**OBJECTIVE**: No images are to be carried over; print all other material exactly as it stands.

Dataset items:
"""

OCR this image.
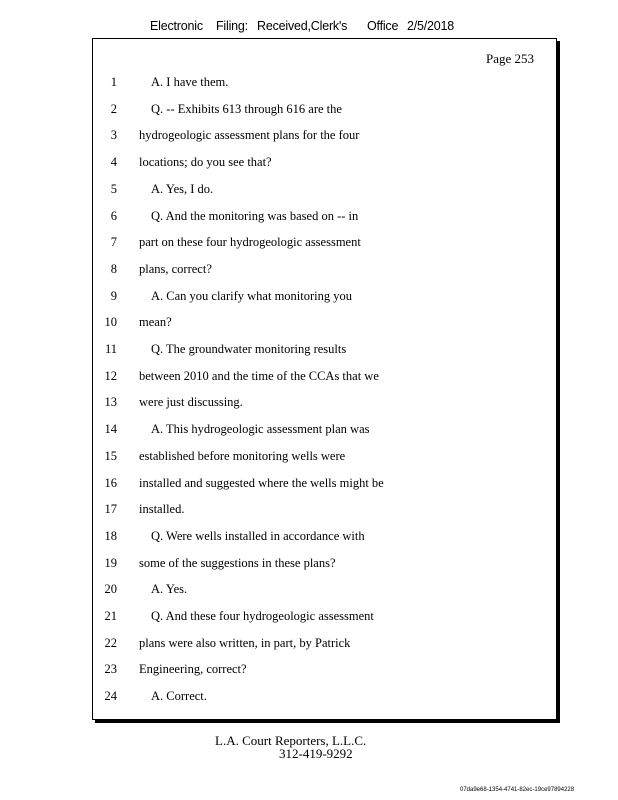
Electronic Filing: Received,Clerk's Office 2/5/2018
Page 253
1	A. I have them.
2	Q. -- Exhibits 613 through 616 are the
3 hydrogeologic assessment plans for the four
4 locations; do you see that?
5	A. Yes, I do.
6	Q. And the monitoring was based on -- in
7 part on these four hydrogeologic assessment
8 plans, correct?
9	A. Can you clarify what monitoring you
10 mean?
11	Q. The groundwater monitoring results
12 between 2010 and the time of the CCAs that we
13 were just discussing.
14	A. This hydrogeologic assessment plan was
15 established before monitoring wells were
16 installed and suggested where the wells might be
17 installed.
18	Q. Were wells installed in accordance with
19 some of the suggestions in these plans?
20	A. Yes.
21	Q. And these four hydrogeologic assessment
22 plans were also written, in part, by Patrick
23 Engineering, correct?
24	A. Correct.
L.A. Court Reporters, L.L.C.
312-419-9292
07da9e68-1354-4741-82ec-19ce97894228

"""

**RESULT OF THIS TASK**:
OCR this image.
Electronic Filing: Received,Clerk's Office 2/5/2018
Page 253
1	A. I have them.
2	Q. -- Exhibits 613 through 616 are the
3 hydrogeologic assessment plans for the four
4 locations; do you see that?
5	A. Yes, I do.
6	Q. And the monitoring was based on -- in
7 part on these four hydrogeologic assessment
8 plans, correct?
9	A. Can you clarify what monitoring you
10 mean?
11	Q. The groundwater monitoring results
12 between 2010 and the time of the CCAs that we
13 were just discussing.
14	A. This hydrogeologic assessment plan was
15 established before monitoring wells were
16 installed and suggested where the wells might be
17 installed.
18	Q. Were wells installed in accordance with
19 some of the suggestions in these plans?
20	A. Yes.
21	Q. And these four hydrogeologic assessment
22 plans were also written, in part, by Patrick
23 Engineering, correct?
24	A. Correct.
L.A. Court Reporters, L.L.C.
312-419-9292
07da9e68-1354-4741-82ec-19ce97894228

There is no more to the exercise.